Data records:
######
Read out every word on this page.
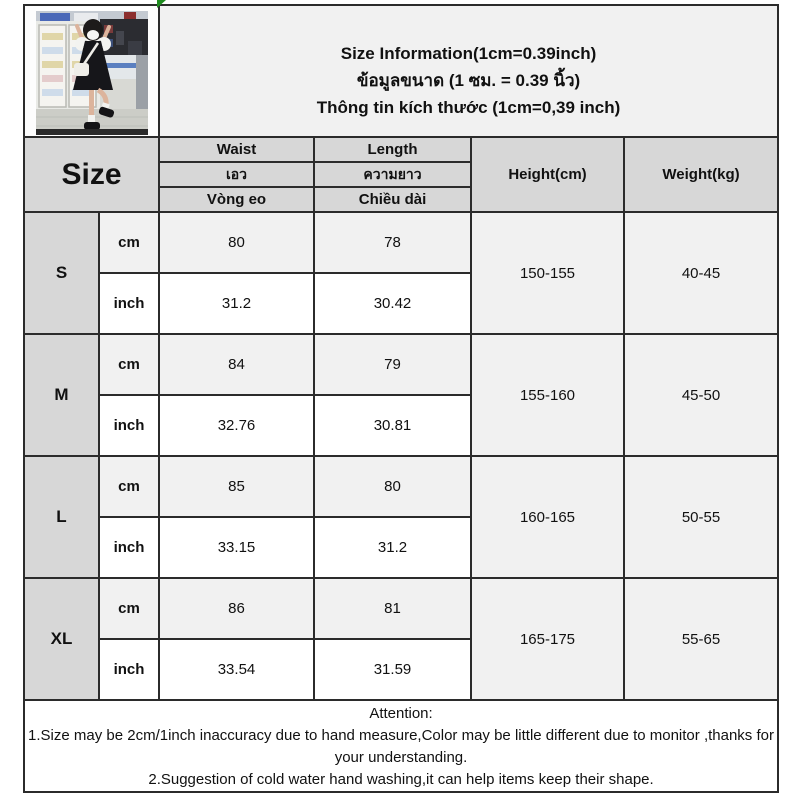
Size Information(1cm=0.39inch)
ข้อมูลขนาด (1 ซม. = 0.39 นิ้ว)
Thông tin kích thước (1cm=0,39 inch)			

Size		Waist	Length	Height(cm)	Weight(kg)
		เอว	ความยาว		
		Vòng eo	Chiều dài		
S	cm	80	78	150-155	40-45
	inch	31.2	30.42		
M	cm	84	79	155-160	45-50
	inch	32.76	30.81		
L	cm	85	80	160-165	50-55
	inch	33.15	31.2		
XL	cm	86	81	165-175	55-65
	inch	33.54	31.59		

Attention:
1.Size may be 2cm/1inch inaccuracy due to hand measure,Color may be little different due to monitor ,thanks for your understanding.
2.Suggestion of cold water hand washing,it can help items keep their shape.					
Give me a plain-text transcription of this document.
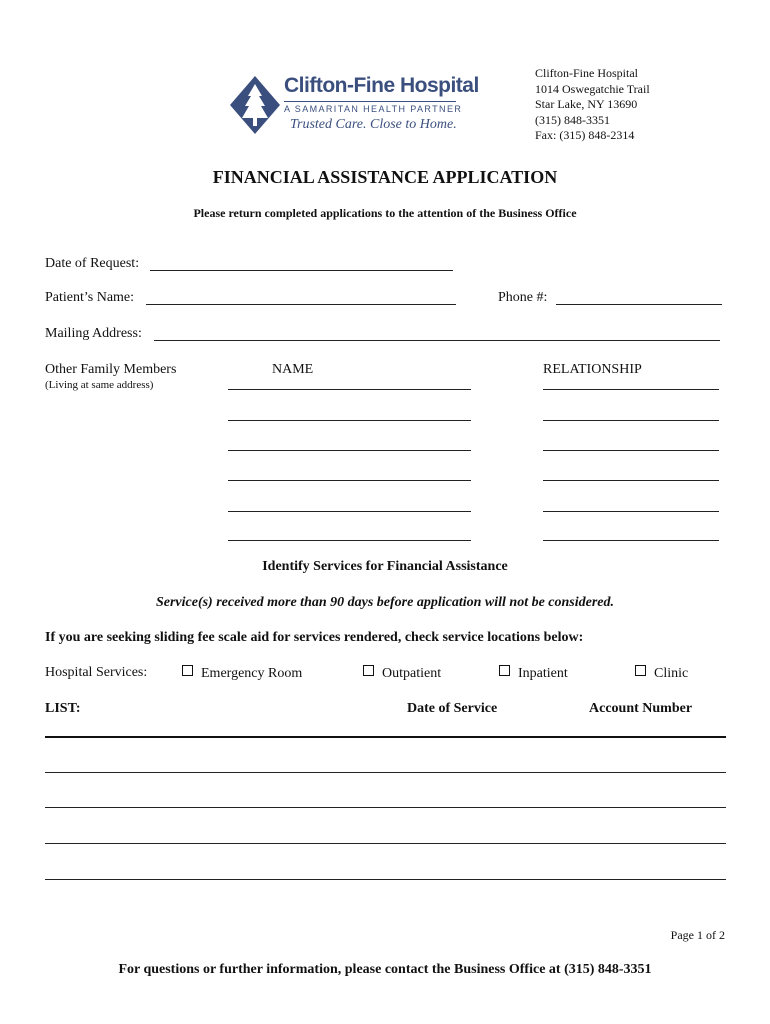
Clifton-Fine Hospital
A SAMARITAN HEALTH PARTNER
Trusted Care. Close to Home.
Clifton-Fine Hospital
1014 Oswegatchie Trail
Star Lake, NY 13690
(315) 848-3351
Fax: (315) 848-2314
FINANCIAL ASSISTANCE APPLICATION
Please return completed applications to the attention of the Business Office
Date of Request:
Patient’s Name:	Phone #:
Mailing Address:
Other Family Members
(Living at same address)
NAME	RELATIONSHIP
Identify Services for Financial Assistance
Service(s) received more than 90 days before application will not be considered.
If you are seeking sliding fee scale aid for services rendered, check service locations below:
Hospital Services:	Emergency Room	Outpatient	Inpatient	Clinic
LIST:	Date of Service	Account Number
Page 1 of 2
For questions or further information, please contact the Business Office at (315) 848-3351
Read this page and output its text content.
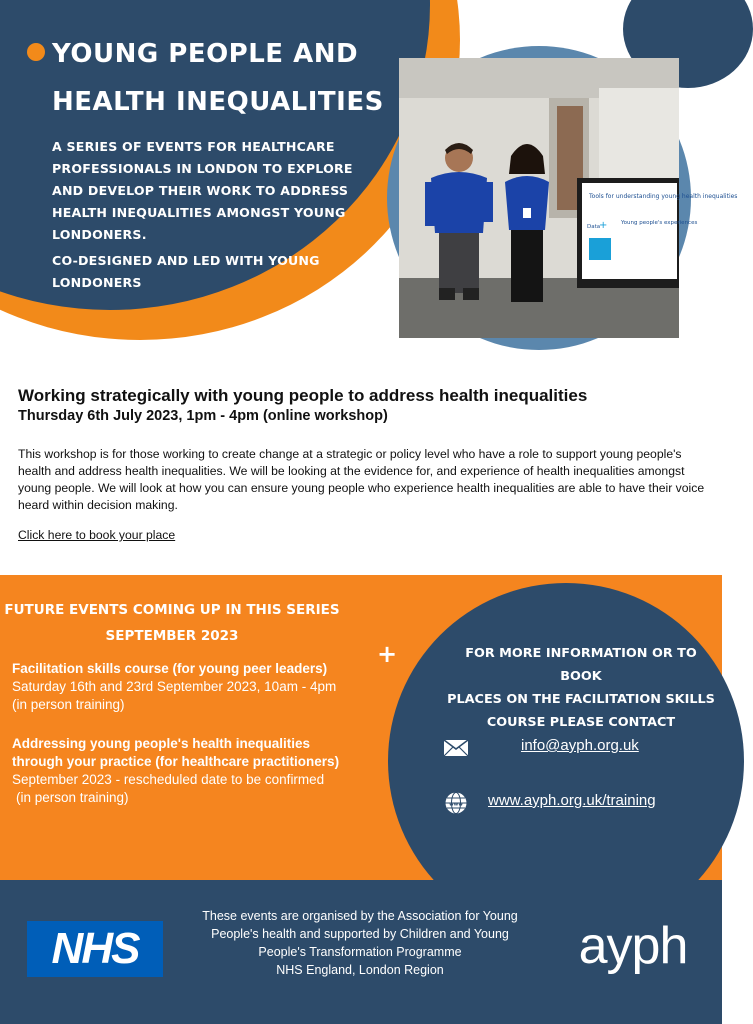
Tools for understanding young health inequalities
Data
+ Young people's experiences
YOUNG PEOPLE AND
HEALTH INEQUALITIES
A SERIES OF EVENTS FOR HEALTHCARE PROFESSIONALS IN LONDON TO EXPLORE AND DEVELOP THEIR WORK TO ADDRESS HEALTH INEQUALITIES AMONGST YOUNG LONDONERS.
CO-DESIGNED AND LED WITH YOUNG LONDONERS
Working strategically with young people to address health inequalities
Thursday 6th July 2023, 1pm - 4pm (online workshop)

This workshop is for those working to create change at a strategic or policy level who have a role to support young people's health and address health inequalities. We will be looking at the evidence for, and experience of health inequalities amongst young people. We will look at how you can ensure young people who experience health inequalities are able to have their voice heard within decision making.

Click here to book your place
FUTURE EVENTS COMING UP IN THIS SERIES
SEPTEMBER 2023
+
Facilitation skills course (for young peer leaders)
Saturday 16th and 23rd September 2023, 10am - 4pm
(in person training)
Addressing young people's health inequalities
through your practice (for healthcare practitioners)
September 2023 - rescheduled date to be confirmed
(in person training)
FOR MORE INFORMATION OR TO BOOK
PLACES ON THE FACILITATION SKILLS
COURSE PLEASE CONTACT
info@ayph.org.uk
www www.ayph.org.uk/training
NHS
These events are organised by the Association for Young
People's health and supported by Children and Young
People's Transformation Programme
NHS England, London Region	ayph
######
Written exercise: The material above holds pictures; copy everything else in it exactly.

Complete response:
Read out every word on this page.
Size Information(1cm=0.39inch)
ข้อมูลขนาด (1 ซม. = 0.39 นิ้ว)
Thông tin kích thước (1cm=0,39 inch)			

Size		Waist	Length	Height(cm)	Weight(kg)
		เอว	ความยาว		
		Vòng eo	Chiều dài		
S	cm	80	78	150-155	40-45
	inch	31.2	30.42		
M	cm	84	79	155-160	45-50
	inch	32.76	30.81		
L	cm	85	80	160-165	50-55
	inch	33.15	31.2		
XL	cm	86	81	165-175	55-65
	inch	33.54	31.59		

Attention:
1.Size may be 2cm/1inch inaccuracy due to hand measure,Color may be little different due to monitor ,thanks for your understanding.
2.Suggestion of cold water hand washing,it can help items keep their shape.					
Give me a plain-text transcription of this document.
Clifton-Fine Hospital
A SAMARITAN HEALTH PARTNER
Trusted Care. Close to Home.
Clifton-Fine Hospital
1014 Oswegatchie Trail
Star Lake, NY 13690
(315) 848-3351
Fax: (315) 848-2314
FINANCIAL ASSISTANCE APPLICATION
Please return completed applications to the attention of the Business Office
Date of Request:
Patient’s Name:	Phone #:
Mailing Address:
Other Family Members
(Living at same address)
NAME	RELATIONSHIP
Identify Services for Financial Assistance
Service(s) received more than 90 days before application will not be considered.
If you are seeking sliding fee scale aid for services rendered, check service locations below:
Hospital Services:	Emergency Room	Outpatient	Inpatient	Clinic
LIST:	Date of Service	Account Number
Page 1 of 2
For questions or further information, please contact the Business Office at (315) 848-3351
Read this page and output its text content.
Tools for understanding young health inequalities
Data
+ Young people's experiences
YOUNG PEOPLE AND
HEALTH INEQUALITIES
A SERIES OF EVENTS FOR HEALTHCARE PROFESSIONALS IN LONDON TO EXPLORE AND DEVELOP THEIR WORK TO ADDRESS HEALTH INEQUALITIES AMONGST YOUNG LONDONERS.
CO-DESIGNED AND LED WITH YOUNG LONDONERS
Working strategically with young people to address health inequalities
Thursday 6th July 2023, 1pm - 4pm (online workshop)

This workshop is for those working to create change at a strategic or policy level who have a role to support young people's health and address health inequalities. We will be looking at the evidence for, and experience of health inequalities amongst young people. We will look at how you can ensure young people who experience health inequalities are able to have their voice heard within decision making.

Click here to book your place
FUTURE EVENTS COMING UP IN THIS SERIES
SEPTEMBER 2023
+
Facilitation skills course (for young peer leaders)
Saturday 16th and 23rd September 2023, 10am - 4pm
(in person training)
Addressing young people's health inequalities
through your practice (for healthcare practitioners)
September 2023 - rescheduled date to be confirmed
(in person training)
FOR MORE INFORMATION OR TO BOOK
PLACES ON THE FACILITATION SKILLS
COURSE PLEASE CONTACT
info@ayph.org.uk
www www.ayph.org.uk/training
NHS
These events are organised by the Association for Young
People's health and supported by Children and Young
People's Transformation Programme
NHS England, London Region	ayph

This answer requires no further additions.